▸ WHAT THE TASK REQUIRES
Output the data below in full, character for character.

[Stored records]
◆ ◆ ◆ ◆ ◆

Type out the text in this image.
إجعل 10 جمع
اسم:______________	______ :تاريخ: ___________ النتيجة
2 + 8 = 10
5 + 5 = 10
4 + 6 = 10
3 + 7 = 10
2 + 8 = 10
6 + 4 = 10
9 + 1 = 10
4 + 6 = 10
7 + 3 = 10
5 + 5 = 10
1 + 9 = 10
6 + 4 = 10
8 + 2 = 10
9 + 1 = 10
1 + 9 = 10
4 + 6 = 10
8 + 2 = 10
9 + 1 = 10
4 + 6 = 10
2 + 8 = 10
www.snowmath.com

◆ ◆ ◆ ◆ ◆

▸ SOLUTION FOR THIS TASK
Type out the text in this image.
إجعل 10 جمع
اسم:______________	______ :تاريخ: ___________ النتيجة
2 + 8 = 10
5 + 5 = 10
4 + 6 = 10
3 + 7 = 10
2 + 8 = 10
6 + 4 = 10
9 + 1 = 10
4 + 6 = 10
7 + 3 = 10
5 + 5 = 10
1 + 9 = 10
6 + 4 = 10
8 + 2 = 10
9 + 1 = 10
1 + 9 = 10
4 + 6 = 10
8 + 2 = 10
9 + 1 = 10
4 + 6 = 10
2 + 8 = 10
www.snowmath.com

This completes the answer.